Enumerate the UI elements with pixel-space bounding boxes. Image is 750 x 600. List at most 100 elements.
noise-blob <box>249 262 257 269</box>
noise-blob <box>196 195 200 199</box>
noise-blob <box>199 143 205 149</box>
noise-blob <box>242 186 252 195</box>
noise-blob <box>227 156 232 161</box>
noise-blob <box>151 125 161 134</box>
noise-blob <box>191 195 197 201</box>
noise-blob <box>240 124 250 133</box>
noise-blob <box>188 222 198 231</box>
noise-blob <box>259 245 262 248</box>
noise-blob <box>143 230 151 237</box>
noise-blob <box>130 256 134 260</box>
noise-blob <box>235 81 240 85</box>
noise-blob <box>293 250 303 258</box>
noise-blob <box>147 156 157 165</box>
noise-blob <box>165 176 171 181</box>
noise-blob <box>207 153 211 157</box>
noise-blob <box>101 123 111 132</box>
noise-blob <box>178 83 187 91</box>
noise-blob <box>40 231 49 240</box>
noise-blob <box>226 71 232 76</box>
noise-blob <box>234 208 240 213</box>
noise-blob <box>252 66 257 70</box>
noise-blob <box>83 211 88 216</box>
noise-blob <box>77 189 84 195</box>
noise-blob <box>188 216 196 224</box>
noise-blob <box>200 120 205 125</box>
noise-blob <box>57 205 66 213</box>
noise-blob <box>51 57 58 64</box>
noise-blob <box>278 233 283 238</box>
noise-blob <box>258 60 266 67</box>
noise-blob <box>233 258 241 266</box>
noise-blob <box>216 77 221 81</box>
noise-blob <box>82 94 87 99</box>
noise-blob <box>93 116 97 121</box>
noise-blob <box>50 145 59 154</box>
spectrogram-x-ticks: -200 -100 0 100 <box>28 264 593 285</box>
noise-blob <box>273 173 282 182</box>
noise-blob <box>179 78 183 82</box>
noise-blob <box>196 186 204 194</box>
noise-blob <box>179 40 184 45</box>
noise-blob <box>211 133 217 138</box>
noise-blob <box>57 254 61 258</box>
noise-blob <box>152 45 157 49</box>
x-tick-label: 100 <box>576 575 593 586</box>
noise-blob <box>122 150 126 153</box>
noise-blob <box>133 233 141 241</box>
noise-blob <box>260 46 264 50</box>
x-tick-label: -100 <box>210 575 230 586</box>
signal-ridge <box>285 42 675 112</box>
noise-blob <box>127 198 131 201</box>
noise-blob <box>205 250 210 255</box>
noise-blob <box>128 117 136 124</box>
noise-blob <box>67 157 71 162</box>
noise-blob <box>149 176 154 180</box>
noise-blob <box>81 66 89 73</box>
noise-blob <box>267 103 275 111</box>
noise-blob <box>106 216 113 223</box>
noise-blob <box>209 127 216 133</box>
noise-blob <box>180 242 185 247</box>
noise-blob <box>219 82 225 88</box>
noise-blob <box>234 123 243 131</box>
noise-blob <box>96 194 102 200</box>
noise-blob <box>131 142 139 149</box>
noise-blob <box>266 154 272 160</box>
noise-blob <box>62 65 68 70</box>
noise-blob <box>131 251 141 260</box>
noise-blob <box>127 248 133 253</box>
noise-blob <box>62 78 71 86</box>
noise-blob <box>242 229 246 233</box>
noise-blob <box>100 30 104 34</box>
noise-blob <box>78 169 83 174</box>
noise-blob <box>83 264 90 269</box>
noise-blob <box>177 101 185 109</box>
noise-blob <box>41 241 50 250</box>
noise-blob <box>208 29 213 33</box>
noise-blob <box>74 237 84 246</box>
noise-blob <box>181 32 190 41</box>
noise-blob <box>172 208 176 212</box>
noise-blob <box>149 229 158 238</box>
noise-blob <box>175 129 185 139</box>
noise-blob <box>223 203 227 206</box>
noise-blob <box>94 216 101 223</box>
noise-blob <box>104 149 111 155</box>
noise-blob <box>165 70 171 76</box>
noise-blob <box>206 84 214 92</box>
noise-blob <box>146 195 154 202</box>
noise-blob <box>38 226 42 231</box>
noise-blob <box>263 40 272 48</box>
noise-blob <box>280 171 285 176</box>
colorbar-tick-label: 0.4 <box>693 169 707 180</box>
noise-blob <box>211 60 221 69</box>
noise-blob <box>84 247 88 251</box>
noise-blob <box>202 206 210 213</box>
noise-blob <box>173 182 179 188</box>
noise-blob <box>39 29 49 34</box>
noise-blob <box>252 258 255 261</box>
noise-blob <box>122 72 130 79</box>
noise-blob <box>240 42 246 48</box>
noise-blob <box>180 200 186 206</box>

### THE PROBLEM
In the records from the start through the line containing "noise-blob <box>209 127 216 133</box>", swap "x-tick-label" for "x-axis-label" and give only those lines, with everything else unchanged.

### EXERCISE ANSWER
Enumerate the UI elements with pixel-space bounding boxes. Image is 750 x 600. List at most 100 elements.
noise-blob <box>249 262 257 269</box>
noise-blob <box>196 195 200 199</box>
noise-blob <box>199 143 205 149</box>
noise-blob <box>242 186 252 195</box>
noise-blob <box>227 156 232 161</box>
noise-blob <box>151 125 161 134</box>
noise-blob <box>191 195 197 201</box>
noise-blob <box>240 124 250 133</box>
noise-blob <box>188 222 198 231</box>
noise-blob <box>259 245 262 248</box>
noise-blob <box>143 230 151 237</box>
noise-blob <box>130 256 134 260</box>
noise-blob <box>235 81 240 85</box>
noise-blob <box>293 250 303 258</box>
noise-blob <box>147 156 157 165</box>
noise-blob <box>165 176 171 181</box>
noise-blob <box>207 153 211 157</box>
noise-blob <box>101 123 111 132</box>
noise-blob <box>178 83 187 91</box>
noise-blob <box>40 231 49 240</box>
noise-blob <box>226 71 232 76</box>
noise-blob <box>234 208 240 213</box>
noise-blob <box>252 66 257 70</box>
noise-blob <box>83 211 88 216</box>
noise-blob <box>77 189 84 195</box>
noise-blob <box>188 216 196 224</box>
noise-blob <box>200 120 205 125</box>
noise-blob <box>57 205 66 213</box>
noise-blob <box>51 57 58 64</box>
noise-blob <box>278 233 283 238</box>
noise-blob <box>258 60 266 67</box>
noise-blob <box>233 258 241 266</box>
noise-blob <box>216 77 221 81</box>
noise-blob <box>82 94 87 99</box>
noise-blob <box>93 116 97 121</box>
noise-blob <box>50 145 59 154</box>
spectrogram-x-ticks: -200 -100 0 100 <box>28 264 593 285</box>
noise-blob <box>273 173 282 182</box>
noise-blob <box>179 78 183 82</box>
noise-blob <box>196 186 204 194</box>
noise-blob <box>179 40 184 45</box>
noise-blob <box>211 133 217 138</box>
noise-blob <box>57 254 61 258</box>
noise-blob <box>152 45 157 49</box>
x-axis-label: 100 <box>576 575 593 586</box>
noise-blob <box>122 150 126 153</box>
noise-blob <box>133 233 141 241</box>
noise-blob <box>260 46 264 50</box>
x-axis-label: -100 <box>210 575 230 586</box>
signal-ridge <box>285 42 675 112</box>
noise-blob <box>127 198 131 201</box>
noise-blob <box>205 250 210 255</box>
noise-blob <box>128 117 136 124</box>
noise-blob <box>67 157 71 162</box>
noise-blob <box>149 176 154 180</box>
noise-blob <box>81 66 89 73</box>
noise-blob <box>267 103 275 111</box>
noise-blob <box>106 216 113 223</box>
noise-blob <box>209 127 216 133</box>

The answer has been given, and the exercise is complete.